RECORDS FOR THE EXERCISE =>
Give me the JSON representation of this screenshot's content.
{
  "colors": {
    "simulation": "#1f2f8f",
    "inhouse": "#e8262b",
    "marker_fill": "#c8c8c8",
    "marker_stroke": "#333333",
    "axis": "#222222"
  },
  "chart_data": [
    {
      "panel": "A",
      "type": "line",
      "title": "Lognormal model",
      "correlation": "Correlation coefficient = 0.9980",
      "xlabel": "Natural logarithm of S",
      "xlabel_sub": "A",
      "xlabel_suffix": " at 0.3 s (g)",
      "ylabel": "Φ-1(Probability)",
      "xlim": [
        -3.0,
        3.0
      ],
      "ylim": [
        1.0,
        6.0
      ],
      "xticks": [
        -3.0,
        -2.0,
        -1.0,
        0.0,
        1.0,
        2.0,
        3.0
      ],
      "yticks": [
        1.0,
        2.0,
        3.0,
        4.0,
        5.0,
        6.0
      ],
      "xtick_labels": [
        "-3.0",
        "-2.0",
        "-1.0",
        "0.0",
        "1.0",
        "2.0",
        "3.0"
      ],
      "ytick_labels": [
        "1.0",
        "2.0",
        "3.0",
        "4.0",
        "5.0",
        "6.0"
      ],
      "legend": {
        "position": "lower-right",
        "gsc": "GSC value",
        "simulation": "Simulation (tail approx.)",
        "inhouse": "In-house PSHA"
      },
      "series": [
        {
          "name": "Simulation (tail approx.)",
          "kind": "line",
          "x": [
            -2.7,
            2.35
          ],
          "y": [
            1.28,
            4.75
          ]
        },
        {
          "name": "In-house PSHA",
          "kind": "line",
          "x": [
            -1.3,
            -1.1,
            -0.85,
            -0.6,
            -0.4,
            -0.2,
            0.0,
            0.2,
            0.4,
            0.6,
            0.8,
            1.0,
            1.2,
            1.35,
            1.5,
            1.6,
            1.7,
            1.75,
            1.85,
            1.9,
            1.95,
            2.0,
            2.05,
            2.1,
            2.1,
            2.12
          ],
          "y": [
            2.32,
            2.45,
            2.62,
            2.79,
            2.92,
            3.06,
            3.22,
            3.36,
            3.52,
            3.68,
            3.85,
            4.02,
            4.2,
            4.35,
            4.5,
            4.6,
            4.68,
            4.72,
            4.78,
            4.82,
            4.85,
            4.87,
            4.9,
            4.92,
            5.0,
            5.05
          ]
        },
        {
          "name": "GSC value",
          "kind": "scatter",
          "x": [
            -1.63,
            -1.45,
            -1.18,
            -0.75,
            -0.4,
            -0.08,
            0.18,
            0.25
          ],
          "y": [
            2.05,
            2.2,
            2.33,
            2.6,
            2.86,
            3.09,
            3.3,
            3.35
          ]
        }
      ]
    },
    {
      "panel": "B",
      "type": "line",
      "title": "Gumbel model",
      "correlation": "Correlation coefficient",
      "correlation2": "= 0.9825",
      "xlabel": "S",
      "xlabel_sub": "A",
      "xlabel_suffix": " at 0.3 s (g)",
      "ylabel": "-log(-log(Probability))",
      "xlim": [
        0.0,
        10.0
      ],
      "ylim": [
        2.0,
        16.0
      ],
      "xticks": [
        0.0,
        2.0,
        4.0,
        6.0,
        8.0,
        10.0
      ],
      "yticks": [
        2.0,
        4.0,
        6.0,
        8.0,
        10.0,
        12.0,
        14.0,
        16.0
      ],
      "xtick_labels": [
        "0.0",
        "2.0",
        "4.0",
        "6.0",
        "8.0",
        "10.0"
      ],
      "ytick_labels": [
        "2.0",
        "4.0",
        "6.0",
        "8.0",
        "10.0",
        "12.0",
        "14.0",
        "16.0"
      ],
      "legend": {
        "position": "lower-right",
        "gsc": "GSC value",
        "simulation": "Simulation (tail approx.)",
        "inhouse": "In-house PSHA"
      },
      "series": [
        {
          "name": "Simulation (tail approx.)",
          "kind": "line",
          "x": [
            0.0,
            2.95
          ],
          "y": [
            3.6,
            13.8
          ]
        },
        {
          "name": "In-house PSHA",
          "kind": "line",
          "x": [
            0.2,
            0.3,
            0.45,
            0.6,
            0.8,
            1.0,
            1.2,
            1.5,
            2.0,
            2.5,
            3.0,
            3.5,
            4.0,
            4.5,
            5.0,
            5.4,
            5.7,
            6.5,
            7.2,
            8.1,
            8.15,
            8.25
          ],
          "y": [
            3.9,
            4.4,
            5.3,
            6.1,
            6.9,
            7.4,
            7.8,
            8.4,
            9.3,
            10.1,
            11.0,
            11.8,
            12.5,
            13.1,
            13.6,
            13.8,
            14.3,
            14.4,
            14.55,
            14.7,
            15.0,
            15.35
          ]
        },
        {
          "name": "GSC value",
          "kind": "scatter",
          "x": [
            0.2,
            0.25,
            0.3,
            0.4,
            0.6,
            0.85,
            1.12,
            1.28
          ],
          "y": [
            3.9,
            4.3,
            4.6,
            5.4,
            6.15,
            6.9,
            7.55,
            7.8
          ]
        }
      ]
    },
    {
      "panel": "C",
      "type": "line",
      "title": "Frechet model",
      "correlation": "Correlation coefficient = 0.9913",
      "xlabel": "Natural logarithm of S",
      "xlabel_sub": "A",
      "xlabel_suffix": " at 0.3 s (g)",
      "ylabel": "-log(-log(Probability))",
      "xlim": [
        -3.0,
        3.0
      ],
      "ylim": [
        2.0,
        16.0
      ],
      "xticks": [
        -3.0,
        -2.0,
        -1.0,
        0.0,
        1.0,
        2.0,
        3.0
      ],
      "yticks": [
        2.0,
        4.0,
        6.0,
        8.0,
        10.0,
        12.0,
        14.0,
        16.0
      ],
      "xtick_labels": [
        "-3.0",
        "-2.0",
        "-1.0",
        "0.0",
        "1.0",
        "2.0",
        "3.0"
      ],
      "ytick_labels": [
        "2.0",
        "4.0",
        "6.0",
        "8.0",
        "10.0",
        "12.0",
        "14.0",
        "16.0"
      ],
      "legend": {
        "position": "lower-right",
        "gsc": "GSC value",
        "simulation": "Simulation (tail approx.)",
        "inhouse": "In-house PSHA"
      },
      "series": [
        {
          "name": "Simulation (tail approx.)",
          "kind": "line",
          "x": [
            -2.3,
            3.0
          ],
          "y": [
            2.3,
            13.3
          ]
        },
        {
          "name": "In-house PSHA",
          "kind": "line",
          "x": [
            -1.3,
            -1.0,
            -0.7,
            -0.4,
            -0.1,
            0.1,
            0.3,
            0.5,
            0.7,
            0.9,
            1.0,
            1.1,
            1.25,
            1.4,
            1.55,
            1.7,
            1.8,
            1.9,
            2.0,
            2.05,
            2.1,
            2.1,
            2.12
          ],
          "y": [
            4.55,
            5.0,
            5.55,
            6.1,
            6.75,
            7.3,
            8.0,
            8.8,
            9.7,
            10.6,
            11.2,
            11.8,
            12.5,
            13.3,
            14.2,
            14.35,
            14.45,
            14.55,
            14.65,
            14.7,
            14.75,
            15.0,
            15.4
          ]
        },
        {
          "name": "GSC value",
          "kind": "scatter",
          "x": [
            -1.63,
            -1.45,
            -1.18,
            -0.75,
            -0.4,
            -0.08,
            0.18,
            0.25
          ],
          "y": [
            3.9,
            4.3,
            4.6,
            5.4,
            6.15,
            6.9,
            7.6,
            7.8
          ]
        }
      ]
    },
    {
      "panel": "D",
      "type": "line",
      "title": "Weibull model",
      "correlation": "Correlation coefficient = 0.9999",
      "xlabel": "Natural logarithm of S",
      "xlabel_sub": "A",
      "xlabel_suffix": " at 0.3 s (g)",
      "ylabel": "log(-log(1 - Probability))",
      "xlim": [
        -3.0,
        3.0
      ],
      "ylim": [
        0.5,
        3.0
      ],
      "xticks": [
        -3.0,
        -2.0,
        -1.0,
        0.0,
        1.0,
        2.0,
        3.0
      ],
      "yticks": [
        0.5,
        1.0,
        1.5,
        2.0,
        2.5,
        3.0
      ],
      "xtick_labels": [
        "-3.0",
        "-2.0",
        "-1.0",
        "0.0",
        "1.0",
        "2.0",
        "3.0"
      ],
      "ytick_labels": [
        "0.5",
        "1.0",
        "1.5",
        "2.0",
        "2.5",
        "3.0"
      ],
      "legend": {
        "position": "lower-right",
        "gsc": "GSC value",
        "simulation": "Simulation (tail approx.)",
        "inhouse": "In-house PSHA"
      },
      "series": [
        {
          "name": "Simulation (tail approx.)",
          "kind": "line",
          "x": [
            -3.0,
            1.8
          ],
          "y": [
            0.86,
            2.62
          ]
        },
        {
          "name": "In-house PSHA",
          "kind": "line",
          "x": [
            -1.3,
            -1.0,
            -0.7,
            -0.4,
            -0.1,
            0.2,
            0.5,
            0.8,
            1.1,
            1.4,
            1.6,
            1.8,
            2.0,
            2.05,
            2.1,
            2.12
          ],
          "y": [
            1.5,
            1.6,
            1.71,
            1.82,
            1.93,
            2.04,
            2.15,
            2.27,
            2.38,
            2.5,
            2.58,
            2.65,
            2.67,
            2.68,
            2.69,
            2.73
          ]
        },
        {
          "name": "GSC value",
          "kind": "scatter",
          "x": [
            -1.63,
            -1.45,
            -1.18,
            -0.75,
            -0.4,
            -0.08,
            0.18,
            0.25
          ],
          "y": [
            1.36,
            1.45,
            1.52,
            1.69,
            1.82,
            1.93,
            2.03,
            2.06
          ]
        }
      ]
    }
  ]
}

TASK INSTRUCTIONS =>
Report every line containing the word "coefficient" from the listing above.

EXERCISE ANSWER =>
      "correlation": "Correlation coefficient = 0.9980",
      "correlation": "Correlation coefficient",
      "correlation": "Correlation coefficient = 0.9913",
      "correlation": "Correlation coefficient = 0.9999",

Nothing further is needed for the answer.